>> BEGIN Extracted entries

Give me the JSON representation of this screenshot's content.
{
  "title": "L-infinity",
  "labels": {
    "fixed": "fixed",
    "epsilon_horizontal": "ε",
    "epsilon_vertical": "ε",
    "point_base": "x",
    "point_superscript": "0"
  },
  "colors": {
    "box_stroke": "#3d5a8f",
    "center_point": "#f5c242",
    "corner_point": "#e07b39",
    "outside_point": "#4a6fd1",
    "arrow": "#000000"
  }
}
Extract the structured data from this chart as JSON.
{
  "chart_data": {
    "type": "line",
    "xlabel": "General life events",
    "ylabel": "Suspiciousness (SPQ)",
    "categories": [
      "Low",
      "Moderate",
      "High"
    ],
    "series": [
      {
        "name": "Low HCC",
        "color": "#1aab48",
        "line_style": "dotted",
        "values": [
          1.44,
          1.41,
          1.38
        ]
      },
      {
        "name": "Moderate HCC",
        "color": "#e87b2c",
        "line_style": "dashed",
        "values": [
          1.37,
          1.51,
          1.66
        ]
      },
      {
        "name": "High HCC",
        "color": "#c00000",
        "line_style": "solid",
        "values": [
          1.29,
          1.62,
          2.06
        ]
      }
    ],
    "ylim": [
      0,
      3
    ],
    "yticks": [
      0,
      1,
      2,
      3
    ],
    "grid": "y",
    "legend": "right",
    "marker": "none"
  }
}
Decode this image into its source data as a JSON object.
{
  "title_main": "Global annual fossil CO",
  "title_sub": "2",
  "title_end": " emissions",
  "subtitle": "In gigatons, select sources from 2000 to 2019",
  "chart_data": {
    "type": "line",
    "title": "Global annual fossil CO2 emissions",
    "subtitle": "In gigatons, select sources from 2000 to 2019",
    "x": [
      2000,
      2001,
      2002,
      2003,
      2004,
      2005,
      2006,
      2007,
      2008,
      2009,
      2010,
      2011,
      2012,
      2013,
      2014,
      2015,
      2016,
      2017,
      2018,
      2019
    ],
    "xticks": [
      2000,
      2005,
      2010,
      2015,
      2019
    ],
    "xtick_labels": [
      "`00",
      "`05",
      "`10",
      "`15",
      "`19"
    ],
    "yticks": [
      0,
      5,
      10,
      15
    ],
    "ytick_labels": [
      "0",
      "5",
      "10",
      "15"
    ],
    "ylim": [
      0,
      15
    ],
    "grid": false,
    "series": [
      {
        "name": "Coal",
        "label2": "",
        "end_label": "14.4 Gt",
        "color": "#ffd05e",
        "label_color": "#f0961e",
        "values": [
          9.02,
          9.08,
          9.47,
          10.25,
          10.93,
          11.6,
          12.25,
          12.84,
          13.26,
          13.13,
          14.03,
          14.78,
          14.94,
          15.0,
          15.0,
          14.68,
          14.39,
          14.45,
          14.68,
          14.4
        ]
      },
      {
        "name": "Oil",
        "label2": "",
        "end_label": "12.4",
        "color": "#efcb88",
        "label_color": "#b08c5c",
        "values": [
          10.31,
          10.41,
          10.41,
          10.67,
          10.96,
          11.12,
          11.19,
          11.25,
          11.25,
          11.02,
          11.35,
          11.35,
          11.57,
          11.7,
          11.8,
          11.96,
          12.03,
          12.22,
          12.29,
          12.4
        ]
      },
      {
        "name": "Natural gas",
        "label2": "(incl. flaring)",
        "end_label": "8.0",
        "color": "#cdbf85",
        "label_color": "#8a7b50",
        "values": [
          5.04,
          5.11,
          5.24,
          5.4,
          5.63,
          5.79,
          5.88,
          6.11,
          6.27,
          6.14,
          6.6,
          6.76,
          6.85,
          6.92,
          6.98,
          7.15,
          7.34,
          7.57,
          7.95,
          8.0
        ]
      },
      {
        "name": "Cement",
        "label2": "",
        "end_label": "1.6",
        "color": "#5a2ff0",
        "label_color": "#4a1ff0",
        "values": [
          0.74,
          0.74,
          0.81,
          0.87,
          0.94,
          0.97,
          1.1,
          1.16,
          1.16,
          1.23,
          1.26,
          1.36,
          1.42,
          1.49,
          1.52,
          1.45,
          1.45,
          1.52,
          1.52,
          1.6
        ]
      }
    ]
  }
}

>> END Extracted entries

Your task is to reproduce all of the records exactly.

=== Final result ===
Give me the JSON representation of this screenshot's content.
{
  "title": "L-infinity",
  "labels": {
    "fixed": "fixed",
    "epsilon_horizontal": "ε",
    "epsilon_vertical": "ε",
    "point_base": "x",
    "point_superscript": "0"
  },
  "colors": {
    "box_stroke": "#3d5a8f",
    "center_point": "#f5c242",
    "corner_point": "#e07b39",
    "outside_point": "#4a6fd1",
    "arrow": "#000000"
  }
}
Extract the structured data from this chart as JSON.
{
  "chart_data": {
    "type": "line",
    "xlabel": "General life events",
    "ylabel": "Suspiciousness (SPQ)",
    "categories": [
      "Low",
      "Moderate",
      "High"
    ],
    "series": [
      {
        "name": "Low HCC",
        "color": "#1aab48",
        "line_style": "dotted",
        "values": [
          1.44,
          1.41,
          1.38
        ]
      },
      {
        "name": "Moderate HCC",
        "color": "#e87b2c",
        "line_style": "dashed",
        "values": [
          1.37,
          1.51,
          1.66
        ]
      },
      {
        "name": "High HCC",
        "color": "#c00000",
        "line_style": "solid",
        "values": [
          1.29,
          1.62,
          2.06
        ]
      }
    ],
    "ylim": [
      0,
      3
    ],
    "yticks": [
      0,
      1,
      2,
      3
    ],
    "grid": "y",
    "legend": "right",
    "marker": "none"
  }
}
Decode this image into its source data as a JSON object.
{
  "title_main": "Global annual fossil CO",
  "title_sub": "2",
  "title_end": " emissions",
  "subtitle": "In gigatons, select sources from 2000 to 2019",
  "chart_data": {
    "type": "line",
    "title": "Global annual fossil CO2 emissions",
    "subtitle": "In gigatons, select sources from 2000 to 2019",
    "x": [
      2000,
      2001,
      2002,
      2003,
      2004,
      2005,
      2006,
      2007,
      2008,
      2009,
      2010,
      2011,
      2012,
      2013,
      2014,
      2015,
      2016,
      2017,
      2018,
      2019
    ],
    "xticks": [
      2000,
      2005,
      2010,
      2015,
      2019
    ],
    "xtick_labels": [
      "`00",
      "`05",
      "`10",
      "`15",
      "`19"
    ],
    "yticks": [
      0,
      5,
      10,
      15
    ],
    "ytick_labels": [
      "0",
      "5",
      "10",
      "15"
    ],
    "ylim": [
      0,
      15
    ],
    "grid": false,
    "series": [
      {
        "name": "Coal",
        "label2": "",
        "end_label": "14.4 Gt",
        "color": "#ffd05e",
        "label_color": "#f0961e",
        "values": [
          9.02,
          9.08,
          9.47,
          10.25,
          10.93,
          11.6,
          12.25,
          12.84,
          13.26,
          13.13,
          14.03,
          14.78,
          14.94,
          15.0,
          15.0,
          14.68,
          14.39,
          14.45,
          14.68,
          14.4
        ]
      },
      {
        "name": "Oil",
        "label2": "",
        "end_label": "12.4",
        "color": "#efcb88",
        "label_color": "#b08c5c",
        "values": [
          10.31,
          10.41,
          10.41,
          10.67,
          10.96,
          11.12,
          11.19,
          11.25,
          11.25,
          11.02,
          11.35,
          11.35,
          11.57,
          11.7,
          11.8,
          11.96,
          12.03,
          12.22,
          12.29,
          12.4
        ]
      },
      {
        "name": "Natural gas",
        "label2": "(incl. flaring)",
        "end_label": "8.0",
        "color": "#cdbf85",
        "label_color": "#8a7b50",
        "values": [
          5.04,
          5.11,
          5.24,
          5.4,
          5.63,
          5.79,
          5.88,
          6.11,
          6.27,
          6.14,
          6.6,
          6.76,
          6.85,
          6.92,
          6.98,
          7.15,
          7.34,
          7.57,
          7.95,
          8.0
        ]
      },
      {
        "name": "Cement",
        "label2": "",
        "end_label": "1.6",
        "color": "#5a2ff0",
        "label_color": "#4a1ff0",
        "values": [
          0.74,
          0.74,
          0.81,
          0.87,
          0.94,
          0.97,
          1.1,
          1.16,
          1.16,
          1.23,
          1.26,
          1.36,
          1.42,
          1.49,
          1.52,
          1.45,
          1.45,
          1.52,
          1.52,
          1.6
        ]
      }
    ]
  }
}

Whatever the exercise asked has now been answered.